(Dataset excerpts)
────────────────────────────────────────

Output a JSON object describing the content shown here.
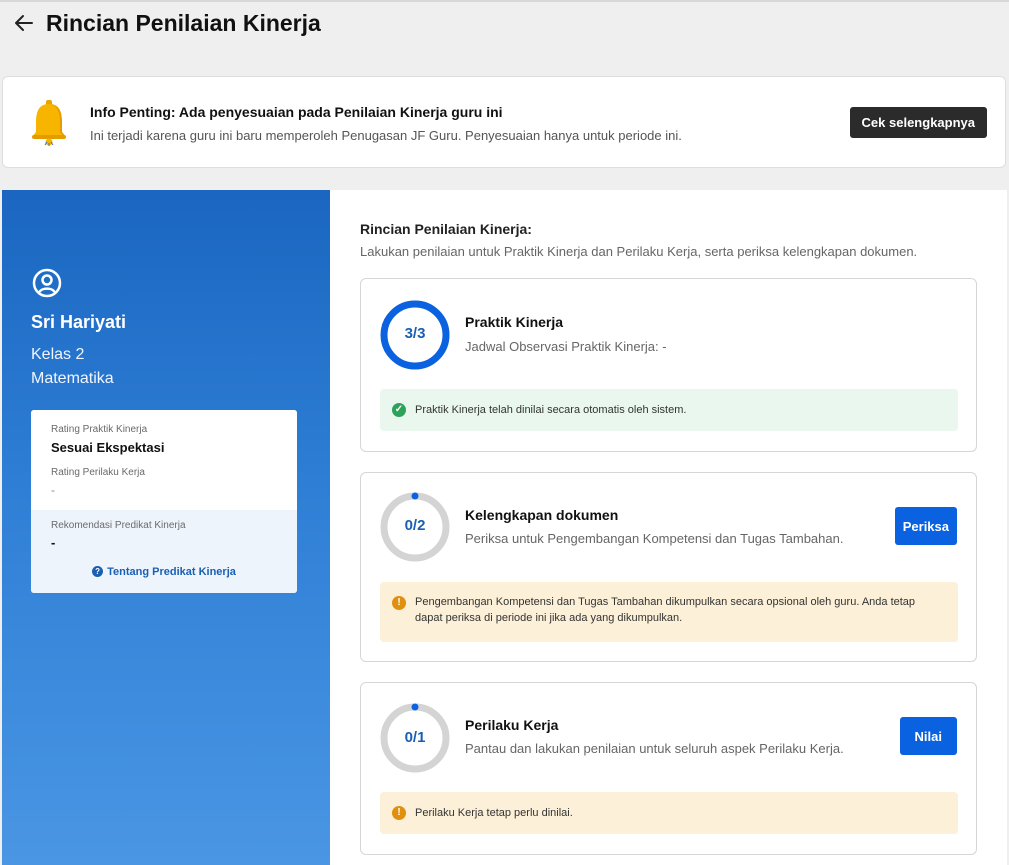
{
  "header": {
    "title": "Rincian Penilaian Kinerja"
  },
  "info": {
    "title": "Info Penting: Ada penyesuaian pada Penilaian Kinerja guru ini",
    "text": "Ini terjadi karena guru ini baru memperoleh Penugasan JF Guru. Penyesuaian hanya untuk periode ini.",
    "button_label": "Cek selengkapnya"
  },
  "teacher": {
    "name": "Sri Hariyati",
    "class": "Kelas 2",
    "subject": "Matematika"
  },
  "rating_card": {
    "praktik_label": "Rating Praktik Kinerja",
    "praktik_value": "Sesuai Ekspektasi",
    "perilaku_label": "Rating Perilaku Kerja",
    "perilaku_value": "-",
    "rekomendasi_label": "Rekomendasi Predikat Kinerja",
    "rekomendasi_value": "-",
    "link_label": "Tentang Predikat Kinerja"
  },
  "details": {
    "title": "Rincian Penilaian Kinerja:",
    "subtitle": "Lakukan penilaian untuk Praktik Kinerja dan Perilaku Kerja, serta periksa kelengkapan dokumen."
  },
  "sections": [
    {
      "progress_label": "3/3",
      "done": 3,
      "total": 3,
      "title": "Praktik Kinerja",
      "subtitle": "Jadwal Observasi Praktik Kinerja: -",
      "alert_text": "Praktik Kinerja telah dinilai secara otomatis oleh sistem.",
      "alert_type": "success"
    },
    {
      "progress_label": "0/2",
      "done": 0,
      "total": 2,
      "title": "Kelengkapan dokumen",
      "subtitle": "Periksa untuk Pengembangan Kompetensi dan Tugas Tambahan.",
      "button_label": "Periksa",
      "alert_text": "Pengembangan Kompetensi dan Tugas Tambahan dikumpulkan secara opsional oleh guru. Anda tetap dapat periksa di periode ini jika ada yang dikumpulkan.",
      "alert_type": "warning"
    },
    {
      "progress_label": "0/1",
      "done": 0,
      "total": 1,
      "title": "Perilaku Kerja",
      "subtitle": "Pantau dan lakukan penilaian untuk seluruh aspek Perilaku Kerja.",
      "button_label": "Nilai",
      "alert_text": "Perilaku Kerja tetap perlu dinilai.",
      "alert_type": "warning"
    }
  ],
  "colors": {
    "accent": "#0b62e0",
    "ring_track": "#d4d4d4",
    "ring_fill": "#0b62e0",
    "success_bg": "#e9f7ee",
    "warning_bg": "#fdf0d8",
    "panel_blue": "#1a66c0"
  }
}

────────────────────────────────────────

(TASK INSTRUCTIONS) Say how many lines above contain the string "dinilai". Answer with the number only.

(EXPECTED OUTPUT) 2